■ Short task: Repeat all of the records verbatim.

##### Source material

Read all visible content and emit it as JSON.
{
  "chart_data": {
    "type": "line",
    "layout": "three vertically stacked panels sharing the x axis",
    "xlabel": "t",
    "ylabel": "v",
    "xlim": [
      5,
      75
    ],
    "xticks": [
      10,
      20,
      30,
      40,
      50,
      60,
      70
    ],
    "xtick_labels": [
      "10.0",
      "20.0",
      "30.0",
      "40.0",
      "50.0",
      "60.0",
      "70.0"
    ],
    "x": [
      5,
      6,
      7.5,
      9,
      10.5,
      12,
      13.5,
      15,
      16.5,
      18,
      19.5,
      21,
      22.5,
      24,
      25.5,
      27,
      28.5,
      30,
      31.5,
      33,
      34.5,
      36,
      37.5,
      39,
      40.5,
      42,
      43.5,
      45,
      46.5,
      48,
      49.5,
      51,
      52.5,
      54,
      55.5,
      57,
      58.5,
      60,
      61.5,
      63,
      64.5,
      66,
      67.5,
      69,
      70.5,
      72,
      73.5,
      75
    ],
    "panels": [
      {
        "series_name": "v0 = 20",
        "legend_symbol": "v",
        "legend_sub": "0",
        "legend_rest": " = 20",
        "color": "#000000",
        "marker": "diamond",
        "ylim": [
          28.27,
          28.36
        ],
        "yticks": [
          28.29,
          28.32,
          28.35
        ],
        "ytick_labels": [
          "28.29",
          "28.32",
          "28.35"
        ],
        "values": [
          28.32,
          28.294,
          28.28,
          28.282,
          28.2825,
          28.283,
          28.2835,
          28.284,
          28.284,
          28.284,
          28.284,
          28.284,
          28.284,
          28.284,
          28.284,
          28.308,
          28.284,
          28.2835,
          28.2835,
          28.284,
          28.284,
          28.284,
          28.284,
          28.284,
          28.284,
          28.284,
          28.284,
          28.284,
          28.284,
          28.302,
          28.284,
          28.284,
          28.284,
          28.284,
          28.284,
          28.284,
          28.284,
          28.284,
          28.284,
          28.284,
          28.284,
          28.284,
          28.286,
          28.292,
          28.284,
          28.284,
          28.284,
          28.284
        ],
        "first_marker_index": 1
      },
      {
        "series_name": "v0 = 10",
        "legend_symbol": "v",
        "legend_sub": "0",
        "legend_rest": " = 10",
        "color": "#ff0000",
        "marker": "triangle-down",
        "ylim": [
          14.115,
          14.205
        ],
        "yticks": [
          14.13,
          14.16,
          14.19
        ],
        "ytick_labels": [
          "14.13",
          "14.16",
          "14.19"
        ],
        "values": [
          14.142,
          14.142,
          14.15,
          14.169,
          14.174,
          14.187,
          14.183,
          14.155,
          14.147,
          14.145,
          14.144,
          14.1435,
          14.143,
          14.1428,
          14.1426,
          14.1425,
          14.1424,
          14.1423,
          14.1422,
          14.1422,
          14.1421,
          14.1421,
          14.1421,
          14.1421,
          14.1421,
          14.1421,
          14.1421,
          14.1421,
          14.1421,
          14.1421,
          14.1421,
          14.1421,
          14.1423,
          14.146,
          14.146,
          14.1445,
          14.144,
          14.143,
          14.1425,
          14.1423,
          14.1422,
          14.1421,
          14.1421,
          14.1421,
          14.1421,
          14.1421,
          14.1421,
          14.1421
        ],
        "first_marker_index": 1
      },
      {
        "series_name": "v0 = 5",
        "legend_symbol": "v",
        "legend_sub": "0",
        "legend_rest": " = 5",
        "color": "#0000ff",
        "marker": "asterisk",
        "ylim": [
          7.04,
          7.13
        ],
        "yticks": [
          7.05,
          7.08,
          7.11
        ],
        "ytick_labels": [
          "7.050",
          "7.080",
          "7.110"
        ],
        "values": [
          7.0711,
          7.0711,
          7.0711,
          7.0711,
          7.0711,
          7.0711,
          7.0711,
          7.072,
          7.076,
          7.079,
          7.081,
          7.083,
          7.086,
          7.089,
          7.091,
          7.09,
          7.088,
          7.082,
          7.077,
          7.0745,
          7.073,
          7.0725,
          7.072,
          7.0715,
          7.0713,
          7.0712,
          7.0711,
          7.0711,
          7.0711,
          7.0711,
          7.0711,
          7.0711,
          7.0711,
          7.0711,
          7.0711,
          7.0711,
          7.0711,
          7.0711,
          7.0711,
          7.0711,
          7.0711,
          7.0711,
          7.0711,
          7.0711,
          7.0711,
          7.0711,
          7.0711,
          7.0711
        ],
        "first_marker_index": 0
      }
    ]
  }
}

##########

■ Task result:
Read all visible content and emit it as JSON.
{
  "chart_data": {
    "type": "line",
    "layout": "three vertically stacked panels sharing the x axis",
    "xlabel": "t",
    "ylabel": "v",
    "xlim": [
      5,
      75
    ],
    "xticks": [
      10,
      20,
      30,
      40,
      50,
      60,
      70
    ],
    "xtick_labels": [
      "10.0",
      "20.0",
      "30.0",
      "40.0",
      "50.0",
      "60.0",
      "70.0"
    ],
    "x": [
      5,
      6,
      7.5,
      9,
      10.5,
      12,
      13.5,
      15,
      16.5,
      18,
      19.5,
      21,
      22.5,
      24,
      25.5,
      27,
      28.5,
      30,
      31.5,
      33,
      34.5,
      36,
      37.5,
      39,
      40.5,
      42,
      43.5,
      45,
      46.5,
      48,
      49.5,
      51,
      52.5,
      54,
      55.5,
      57,
      58.5,
      60,
      61.5,
      63,
      64.5,
      66,
      67.5,
      69,
      70.5,
      72,
      73.5,
      75
    ],
    "panels": [
      {
        "series_name": "v0 = 20",
        "legend_symbol": "v",
        "legend_sub": "0",
        "legend_rest": " = 20",
        "color": "#000000",
        "marker": "diamond",
        "ylim": [
          28.27,
          28.36
        ],
        "yticks": [
          28.29,
          28.32,
          28.35
        ],
        "ytick_labels": [
          "28.29",
          "28.32",
          "28.35"
        ],
        "values": [
          28.32,
          28.294,
          28.28,
          28.282,
          28.2825,
          28.283,
          28.2835,
          28.284,
          28.284,
          28.284,
          28.284,
          28.284,
          28.284,
          28.284,
          28.284,
          28.308,
          28.284,
          28.2835,
          28.2835,
          28.284,
          28.284,
          28.284,
          28.284,
          28.284,
          28.284,
          28.284,
          28.284,
          28.284,
          28.284,
          28.302,
          28.284,
          28.284,
          28.284,
          28.284,
          28.284,
          28.284,
          28.284,
          28.284,
          28.284,
          28.284,
          28.284,
          28.284,
          28.286,
          28.292,
          28.284,
          28.284,
          28.284,
          28.284
        ],
        "first_marker_index": 1
      },
      {
        "series_name": "v0 = 10",
        "legend_symbol": "v",
        "legend_sub": "0",
        "legend_rest": " = 10",
        "color": "#ff0000",
        "marker": "triangle-down",
        "ylim": [
          14.115,
          14.205
        ],
        "yticks": [
          14.13,
          14.16,
          14.19
        ],
        "ytick_labels": [
          "14.13",
          "14.16",
          "14.19"
        ],
        "values": [
          14.142,
          14.142,
          14.15,
          14.169,
          14.174,
          14.187,
          14.183,
          14.155,
          14.147,
          14.145,
          14.144,
          14.1435,
          14.143,
          14.1428,
          14.1426,
          14.1425,
          14.1424,
          14.1423,
          14.1422,
          14.1422,
          14.1421,
          14.1421,
          14.1421,
          14.1421,
          14.1421,
          14.1421,
          14.1421,
          14.1421,
          14.1421,
          14.1421,
          14.1421,
          14.1421,
          14.1423,
          14.146,
          14.146,
          14.1445,
          14.144,
          14.143,
          14.1425,
          14.1423,
          14.1422,
          14.1421,
          14.1421,
          14.1421,
          14.1421,
          14.1421,
          14.1421,
          14.1421
        ],
        "first_marker_index": 1
      },
      {
        "series_name": "v0 = 5",
        "legend_symbol": "v",
        "legend_sub": "0",
        "legend_rest": " = 5",
        "color": "#0000ff",
        "marker": "asterisk",
        "ylim": [
          7.04,
          7.13
        ],
        "yticks": [
          7.05,
          7.08,
          7.11
        ],
        "ytick_labels": [
          "7.050",
          "7.080",
          "7.110"
        ],
        "values": [
          7.0711,
          7.0711,
          7.0711,
          7.0711,
          7.0711,
          7.0711,
          7.0711,
          7.072,
          7.076,
          7.079,
          7.081,
          7.083,
          7.086,
          7.089,
          7.091,
          7.09,
          7.088,
          7.082,
          7.077,
          7.0745,
          7.073,
          7.0725,
          7.072,
          7.0715,
          7.0713,
          7.0712,
          7.0711,
          7.0711,
          7.0711,
          7.0711,
          7.0711,
          7.0711,
          7.0711,
          7.0711,
          7.0711,
          7.0711,
          7.0711,
          7.0711,
          7.0711,
          7.0711,
          7.0711,
          7.0711,
          7.0711,
          7.0711,
          7.0711,
          7.0711,
          7.0711,
          7.0711
        ],
        "first_marker_index": 0
      }
    ]
  }
}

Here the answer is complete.